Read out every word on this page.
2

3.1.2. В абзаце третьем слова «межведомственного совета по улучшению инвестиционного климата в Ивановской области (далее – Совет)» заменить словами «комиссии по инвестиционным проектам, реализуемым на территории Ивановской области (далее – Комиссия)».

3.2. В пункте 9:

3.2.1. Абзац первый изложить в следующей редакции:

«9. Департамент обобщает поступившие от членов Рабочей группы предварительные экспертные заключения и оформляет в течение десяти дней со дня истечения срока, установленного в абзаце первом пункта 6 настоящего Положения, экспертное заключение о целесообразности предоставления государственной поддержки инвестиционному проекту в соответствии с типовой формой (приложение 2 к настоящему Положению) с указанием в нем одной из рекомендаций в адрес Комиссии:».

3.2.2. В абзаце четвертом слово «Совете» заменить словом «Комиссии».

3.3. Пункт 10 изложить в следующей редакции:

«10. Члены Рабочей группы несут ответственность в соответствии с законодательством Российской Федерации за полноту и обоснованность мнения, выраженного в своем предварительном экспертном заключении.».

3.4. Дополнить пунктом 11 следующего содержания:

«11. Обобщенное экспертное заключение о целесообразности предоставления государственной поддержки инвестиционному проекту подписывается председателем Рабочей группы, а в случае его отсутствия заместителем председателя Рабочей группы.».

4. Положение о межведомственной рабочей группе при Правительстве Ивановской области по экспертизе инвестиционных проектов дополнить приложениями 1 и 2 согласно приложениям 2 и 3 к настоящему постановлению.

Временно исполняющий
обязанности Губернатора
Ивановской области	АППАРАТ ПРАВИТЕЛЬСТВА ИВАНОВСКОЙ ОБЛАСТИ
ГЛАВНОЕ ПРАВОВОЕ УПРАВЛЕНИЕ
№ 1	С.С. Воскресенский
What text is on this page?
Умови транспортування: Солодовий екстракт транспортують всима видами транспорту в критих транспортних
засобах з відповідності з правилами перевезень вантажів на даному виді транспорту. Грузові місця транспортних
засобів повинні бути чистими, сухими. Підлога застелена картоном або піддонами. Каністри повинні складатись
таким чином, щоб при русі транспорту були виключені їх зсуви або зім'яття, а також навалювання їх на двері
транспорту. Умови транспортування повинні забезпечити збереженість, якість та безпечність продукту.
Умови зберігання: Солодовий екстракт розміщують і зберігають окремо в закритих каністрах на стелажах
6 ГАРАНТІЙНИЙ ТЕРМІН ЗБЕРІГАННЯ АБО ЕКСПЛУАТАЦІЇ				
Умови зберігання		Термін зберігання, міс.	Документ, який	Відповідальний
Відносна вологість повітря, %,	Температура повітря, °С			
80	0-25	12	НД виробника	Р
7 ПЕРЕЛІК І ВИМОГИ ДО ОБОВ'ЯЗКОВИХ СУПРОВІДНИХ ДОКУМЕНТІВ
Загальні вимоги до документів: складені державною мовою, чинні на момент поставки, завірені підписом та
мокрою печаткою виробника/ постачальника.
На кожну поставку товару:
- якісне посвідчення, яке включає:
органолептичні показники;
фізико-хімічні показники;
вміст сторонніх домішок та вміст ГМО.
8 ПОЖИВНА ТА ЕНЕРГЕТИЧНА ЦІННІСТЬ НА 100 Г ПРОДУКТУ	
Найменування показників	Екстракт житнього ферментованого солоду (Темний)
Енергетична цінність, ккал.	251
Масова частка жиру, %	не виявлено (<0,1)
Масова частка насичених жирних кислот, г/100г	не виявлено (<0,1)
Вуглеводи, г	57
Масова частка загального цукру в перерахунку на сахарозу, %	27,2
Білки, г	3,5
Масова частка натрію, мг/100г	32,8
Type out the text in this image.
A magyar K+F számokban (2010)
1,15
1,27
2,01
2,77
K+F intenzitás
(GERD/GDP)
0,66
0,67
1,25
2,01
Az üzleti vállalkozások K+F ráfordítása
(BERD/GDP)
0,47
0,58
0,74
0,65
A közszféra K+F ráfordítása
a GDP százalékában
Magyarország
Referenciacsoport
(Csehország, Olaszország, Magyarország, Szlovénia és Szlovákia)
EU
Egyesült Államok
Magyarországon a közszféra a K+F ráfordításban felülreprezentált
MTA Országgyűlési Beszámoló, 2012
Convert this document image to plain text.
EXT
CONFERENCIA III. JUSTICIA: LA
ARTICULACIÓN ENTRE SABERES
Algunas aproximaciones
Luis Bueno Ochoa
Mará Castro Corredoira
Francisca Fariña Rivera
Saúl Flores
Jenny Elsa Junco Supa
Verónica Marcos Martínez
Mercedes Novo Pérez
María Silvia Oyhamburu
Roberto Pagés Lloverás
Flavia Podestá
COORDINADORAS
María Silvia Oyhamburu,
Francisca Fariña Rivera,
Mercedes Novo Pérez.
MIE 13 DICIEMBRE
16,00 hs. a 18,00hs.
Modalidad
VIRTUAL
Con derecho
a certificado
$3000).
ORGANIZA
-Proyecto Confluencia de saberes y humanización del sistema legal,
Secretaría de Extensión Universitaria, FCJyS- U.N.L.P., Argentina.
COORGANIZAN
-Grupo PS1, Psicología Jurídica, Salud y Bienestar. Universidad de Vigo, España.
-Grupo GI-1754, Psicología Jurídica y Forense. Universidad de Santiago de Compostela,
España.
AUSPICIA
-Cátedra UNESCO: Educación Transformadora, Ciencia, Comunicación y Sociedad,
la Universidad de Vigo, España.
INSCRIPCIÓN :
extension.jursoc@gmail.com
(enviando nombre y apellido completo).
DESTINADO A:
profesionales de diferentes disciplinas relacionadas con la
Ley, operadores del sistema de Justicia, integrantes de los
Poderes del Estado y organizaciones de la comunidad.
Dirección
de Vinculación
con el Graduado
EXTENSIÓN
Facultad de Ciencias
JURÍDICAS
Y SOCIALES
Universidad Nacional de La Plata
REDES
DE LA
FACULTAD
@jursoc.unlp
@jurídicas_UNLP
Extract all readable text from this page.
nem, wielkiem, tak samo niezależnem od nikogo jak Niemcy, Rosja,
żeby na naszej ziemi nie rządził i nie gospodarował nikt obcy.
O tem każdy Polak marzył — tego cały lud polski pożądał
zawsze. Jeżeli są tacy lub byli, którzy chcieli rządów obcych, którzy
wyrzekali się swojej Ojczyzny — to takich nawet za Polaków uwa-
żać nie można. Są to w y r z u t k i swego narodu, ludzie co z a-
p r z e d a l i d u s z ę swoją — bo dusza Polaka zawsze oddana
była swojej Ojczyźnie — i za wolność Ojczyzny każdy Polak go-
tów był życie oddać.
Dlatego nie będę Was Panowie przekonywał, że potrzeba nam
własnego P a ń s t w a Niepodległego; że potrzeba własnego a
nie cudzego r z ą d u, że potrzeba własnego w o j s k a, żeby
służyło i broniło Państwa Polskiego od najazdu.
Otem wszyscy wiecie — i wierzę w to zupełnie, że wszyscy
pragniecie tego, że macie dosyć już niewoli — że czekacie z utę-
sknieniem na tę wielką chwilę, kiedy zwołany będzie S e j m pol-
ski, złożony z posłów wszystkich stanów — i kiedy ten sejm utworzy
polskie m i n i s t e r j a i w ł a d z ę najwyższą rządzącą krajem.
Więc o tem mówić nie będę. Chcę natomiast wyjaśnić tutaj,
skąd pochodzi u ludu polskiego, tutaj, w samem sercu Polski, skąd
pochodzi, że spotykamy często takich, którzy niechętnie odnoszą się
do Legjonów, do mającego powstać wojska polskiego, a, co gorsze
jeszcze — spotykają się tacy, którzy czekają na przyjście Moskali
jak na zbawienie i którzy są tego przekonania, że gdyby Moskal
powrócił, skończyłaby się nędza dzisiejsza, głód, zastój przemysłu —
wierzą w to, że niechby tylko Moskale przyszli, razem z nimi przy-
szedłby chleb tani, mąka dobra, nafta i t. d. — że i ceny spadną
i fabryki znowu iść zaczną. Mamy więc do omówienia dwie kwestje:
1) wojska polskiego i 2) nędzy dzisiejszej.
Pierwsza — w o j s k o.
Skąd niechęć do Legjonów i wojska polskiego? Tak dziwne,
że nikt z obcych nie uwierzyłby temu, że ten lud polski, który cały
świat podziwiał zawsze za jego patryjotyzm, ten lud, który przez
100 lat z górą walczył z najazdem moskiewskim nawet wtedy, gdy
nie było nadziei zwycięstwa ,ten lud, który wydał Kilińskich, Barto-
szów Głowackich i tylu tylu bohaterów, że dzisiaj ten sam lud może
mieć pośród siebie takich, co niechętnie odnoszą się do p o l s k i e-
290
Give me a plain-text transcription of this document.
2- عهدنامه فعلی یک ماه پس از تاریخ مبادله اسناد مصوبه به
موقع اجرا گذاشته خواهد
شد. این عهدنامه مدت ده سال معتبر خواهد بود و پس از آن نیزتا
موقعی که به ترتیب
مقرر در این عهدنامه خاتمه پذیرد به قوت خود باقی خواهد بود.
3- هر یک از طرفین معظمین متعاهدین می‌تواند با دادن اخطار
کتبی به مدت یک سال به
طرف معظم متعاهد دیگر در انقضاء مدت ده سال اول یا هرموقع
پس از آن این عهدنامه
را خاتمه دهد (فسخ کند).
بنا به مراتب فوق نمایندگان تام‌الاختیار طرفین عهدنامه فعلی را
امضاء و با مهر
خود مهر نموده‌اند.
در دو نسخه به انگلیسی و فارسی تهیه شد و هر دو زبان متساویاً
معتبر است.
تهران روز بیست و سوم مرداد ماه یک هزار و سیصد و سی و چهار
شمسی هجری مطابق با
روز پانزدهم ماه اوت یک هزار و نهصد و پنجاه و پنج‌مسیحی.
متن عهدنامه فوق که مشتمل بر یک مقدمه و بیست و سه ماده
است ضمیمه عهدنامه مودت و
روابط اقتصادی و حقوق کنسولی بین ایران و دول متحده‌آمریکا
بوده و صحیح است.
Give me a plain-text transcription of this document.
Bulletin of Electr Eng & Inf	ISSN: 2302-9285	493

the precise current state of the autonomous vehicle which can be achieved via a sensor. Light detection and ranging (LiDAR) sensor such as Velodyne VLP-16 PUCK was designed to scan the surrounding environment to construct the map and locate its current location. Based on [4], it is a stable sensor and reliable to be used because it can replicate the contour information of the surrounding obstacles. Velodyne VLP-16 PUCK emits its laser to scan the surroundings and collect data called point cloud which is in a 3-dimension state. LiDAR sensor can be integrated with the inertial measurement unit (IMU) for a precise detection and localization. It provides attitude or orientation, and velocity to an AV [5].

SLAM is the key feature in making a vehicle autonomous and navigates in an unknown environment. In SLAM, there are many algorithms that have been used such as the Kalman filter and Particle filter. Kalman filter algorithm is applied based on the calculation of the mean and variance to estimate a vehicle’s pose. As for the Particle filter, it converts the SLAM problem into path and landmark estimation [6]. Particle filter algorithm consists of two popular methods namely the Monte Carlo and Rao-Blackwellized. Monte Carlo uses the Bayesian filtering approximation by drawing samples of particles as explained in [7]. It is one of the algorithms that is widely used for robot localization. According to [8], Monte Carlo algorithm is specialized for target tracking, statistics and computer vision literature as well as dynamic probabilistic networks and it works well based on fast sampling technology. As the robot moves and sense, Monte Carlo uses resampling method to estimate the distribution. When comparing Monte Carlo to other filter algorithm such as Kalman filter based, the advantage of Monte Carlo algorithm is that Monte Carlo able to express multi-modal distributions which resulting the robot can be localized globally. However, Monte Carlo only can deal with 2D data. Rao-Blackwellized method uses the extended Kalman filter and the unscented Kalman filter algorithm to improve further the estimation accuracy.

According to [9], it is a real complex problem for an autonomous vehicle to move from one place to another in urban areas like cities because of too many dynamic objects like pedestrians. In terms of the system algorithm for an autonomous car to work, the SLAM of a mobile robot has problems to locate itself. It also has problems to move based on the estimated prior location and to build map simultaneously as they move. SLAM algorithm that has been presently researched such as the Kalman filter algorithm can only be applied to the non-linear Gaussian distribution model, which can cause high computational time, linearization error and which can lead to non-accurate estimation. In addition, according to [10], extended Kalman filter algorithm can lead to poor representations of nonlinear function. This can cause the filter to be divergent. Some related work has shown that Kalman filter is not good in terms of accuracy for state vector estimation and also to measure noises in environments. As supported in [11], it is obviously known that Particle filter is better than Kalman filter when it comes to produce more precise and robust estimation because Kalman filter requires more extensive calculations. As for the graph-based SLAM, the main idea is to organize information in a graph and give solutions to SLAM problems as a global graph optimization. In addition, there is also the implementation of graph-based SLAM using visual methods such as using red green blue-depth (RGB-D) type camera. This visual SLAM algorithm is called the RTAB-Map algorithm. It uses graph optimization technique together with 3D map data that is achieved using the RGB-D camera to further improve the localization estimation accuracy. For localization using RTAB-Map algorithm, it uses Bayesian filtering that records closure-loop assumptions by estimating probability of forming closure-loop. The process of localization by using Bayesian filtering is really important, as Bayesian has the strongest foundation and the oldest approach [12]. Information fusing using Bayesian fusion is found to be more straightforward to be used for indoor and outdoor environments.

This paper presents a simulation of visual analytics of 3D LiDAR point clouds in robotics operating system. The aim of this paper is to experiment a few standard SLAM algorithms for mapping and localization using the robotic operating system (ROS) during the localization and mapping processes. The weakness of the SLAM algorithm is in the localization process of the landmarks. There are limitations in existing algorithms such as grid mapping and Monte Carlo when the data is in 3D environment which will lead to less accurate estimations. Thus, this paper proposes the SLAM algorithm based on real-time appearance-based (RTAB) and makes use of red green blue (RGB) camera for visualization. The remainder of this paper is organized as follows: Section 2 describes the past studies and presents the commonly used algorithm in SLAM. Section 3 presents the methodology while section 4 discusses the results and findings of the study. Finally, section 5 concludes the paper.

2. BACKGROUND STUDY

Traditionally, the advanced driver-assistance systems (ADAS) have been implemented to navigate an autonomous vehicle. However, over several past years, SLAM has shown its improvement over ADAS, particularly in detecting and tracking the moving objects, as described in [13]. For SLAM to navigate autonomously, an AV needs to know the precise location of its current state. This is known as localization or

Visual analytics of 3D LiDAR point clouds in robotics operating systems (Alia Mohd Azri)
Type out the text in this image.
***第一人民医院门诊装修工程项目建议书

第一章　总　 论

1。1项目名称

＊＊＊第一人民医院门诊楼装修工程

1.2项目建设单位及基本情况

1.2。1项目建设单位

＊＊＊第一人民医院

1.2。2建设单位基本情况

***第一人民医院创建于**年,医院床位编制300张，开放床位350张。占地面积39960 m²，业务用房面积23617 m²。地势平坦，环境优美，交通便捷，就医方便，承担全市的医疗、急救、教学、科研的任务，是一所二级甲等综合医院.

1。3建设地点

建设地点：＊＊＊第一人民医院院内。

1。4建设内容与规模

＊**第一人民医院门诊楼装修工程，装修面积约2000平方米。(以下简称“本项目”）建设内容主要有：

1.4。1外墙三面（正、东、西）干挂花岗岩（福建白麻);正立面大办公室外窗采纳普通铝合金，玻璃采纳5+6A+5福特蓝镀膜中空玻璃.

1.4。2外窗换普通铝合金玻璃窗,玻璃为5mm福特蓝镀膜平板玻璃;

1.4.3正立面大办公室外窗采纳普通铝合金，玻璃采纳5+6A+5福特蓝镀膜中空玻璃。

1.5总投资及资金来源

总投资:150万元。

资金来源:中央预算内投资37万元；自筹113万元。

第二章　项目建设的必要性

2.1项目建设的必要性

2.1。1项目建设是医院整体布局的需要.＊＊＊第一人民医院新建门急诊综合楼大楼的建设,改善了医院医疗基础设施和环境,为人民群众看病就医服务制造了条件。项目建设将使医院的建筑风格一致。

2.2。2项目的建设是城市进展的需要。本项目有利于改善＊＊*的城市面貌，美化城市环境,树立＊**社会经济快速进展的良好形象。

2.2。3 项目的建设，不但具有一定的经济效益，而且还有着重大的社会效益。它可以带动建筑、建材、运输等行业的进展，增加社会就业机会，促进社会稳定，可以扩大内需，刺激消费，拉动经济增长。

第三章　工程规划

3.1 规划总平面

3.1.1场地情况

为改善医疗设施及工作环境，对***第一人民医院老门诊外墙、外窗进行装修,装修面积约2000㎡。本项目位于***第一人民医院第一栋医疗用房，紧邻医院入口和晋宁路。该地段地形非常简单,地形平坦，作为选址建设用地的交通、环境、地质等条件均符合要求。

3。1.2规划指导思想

EXERCISE: Each line that holds the string "Mercedes" counts once; give the total and nothing else.

EXERCISE RESPONSE: 2